■ WRITTEN TASK ■
Extract the full set of records that follows, word for word.

**********

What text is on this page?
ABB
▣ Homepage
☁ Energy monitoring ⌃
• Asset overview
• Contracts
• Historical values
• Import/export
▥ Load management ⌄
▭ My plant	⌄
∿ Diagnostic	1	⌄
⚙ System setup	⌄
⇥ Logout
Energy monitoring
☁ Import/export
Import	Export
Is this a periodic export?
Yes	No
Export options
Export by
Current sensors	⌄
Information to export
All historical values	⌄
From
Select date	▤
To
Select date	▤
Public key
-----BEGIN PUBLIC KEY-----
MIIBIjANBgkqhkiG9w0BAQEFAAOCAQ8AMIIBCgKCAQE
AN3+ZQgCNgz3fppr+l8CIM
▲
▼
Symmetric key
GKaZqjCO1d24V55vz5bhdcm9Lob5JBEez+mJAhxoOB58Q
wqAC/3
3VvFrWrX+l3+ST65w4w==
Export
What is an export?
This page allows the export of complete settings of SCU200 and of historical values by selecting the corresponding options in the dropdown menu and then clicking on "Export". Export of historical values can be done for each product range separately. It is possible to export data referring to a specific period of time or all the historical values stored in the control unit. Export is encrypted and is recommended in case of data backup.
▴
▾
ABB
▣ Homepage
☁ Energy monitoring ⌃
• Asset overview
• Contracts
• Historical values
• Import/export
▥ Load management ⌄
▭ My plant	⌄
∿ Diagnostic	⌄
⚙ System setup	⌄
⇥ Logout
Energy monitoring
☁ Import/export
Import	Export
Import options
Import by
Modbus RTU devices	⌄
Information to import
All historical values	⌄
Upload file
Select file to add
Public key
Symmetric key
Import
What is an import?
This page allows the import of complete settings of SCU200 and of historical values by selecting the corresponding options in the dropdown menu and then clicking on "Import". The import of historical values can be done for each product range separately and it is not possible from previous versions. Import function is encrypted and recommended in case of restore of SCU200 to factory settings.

**********

■ OUTPUT OF THE EXERCISE ■
What text is on this page?
ABB
▣ Homepage
☁ Energy monitoring ⌃
• Asset overview
• Contracts
• Historical values
• Import/export
▥ Load management ⌄
▭ My plant	⌄
∿ Diagnostic	1	⌄
⚙ System setup	⌄
⇥ Logout
Energy monitoring
☁ Import/export
Import	Export
Is this a periodic export?
Yes	No
Export options
Export by
Current sensors	⌄
Information to export
All historical values	⌄
From
Select date	▤
To
Select date	▤
Public key
-----BEGIN PUBLIC KEY-----
MIIBIjANBgkqhkiG9w0BAQEFAAOCAQ8AMIIBCgKCAQE
AN3+ZQgCNgz3fppr+l8CIM
▲
▼
Symmetric key
GKaZqjCO1d24V55vz5bhdcm9Lob5JBEez+mJAhxoOB58Q
wqAC/3
3VvFrWrX+l3+ST65w4w==
Export
What is an export?
This page allows the export of complete settings of SCU200 and of historical values by selecting the corresponding options in the dropdown menu and then clicking on "Export". Export of historical values can be done for each product range separately. It is possible to export data referring to a specific period of time or all the historical values stored in the control unit. Export is encrypted and is recommended in case of data backup.
▴
▾
ABB
▣ Homepage
☁ Energy monitoring ⌃
• Asset overview
• Contracts
• Historical values
• Import/export
▥ Load management ⌄
▭ My plant	⌄
∿ Diagnostic	⌄
⚙ System setup	⌄
⇥ Logout
Energy monitoring
☁ Import/export
Import	Export
Import options
Import by
Modbus RTU devices	⌄
Information to import
All historical values	⌄
Upload file
Select file to add
Public key
Symmetric key
Import
What is an import?
This page allows the import of complete settings of SCU200 and of historical values by selecting the corresponding options in the dropdown menu and then clicking on "Import". The import of historical values can be done for each product range separately and it is not possible from previous versions. Import function is encrypted and recommended in case of restore of SCU200 to factory settings.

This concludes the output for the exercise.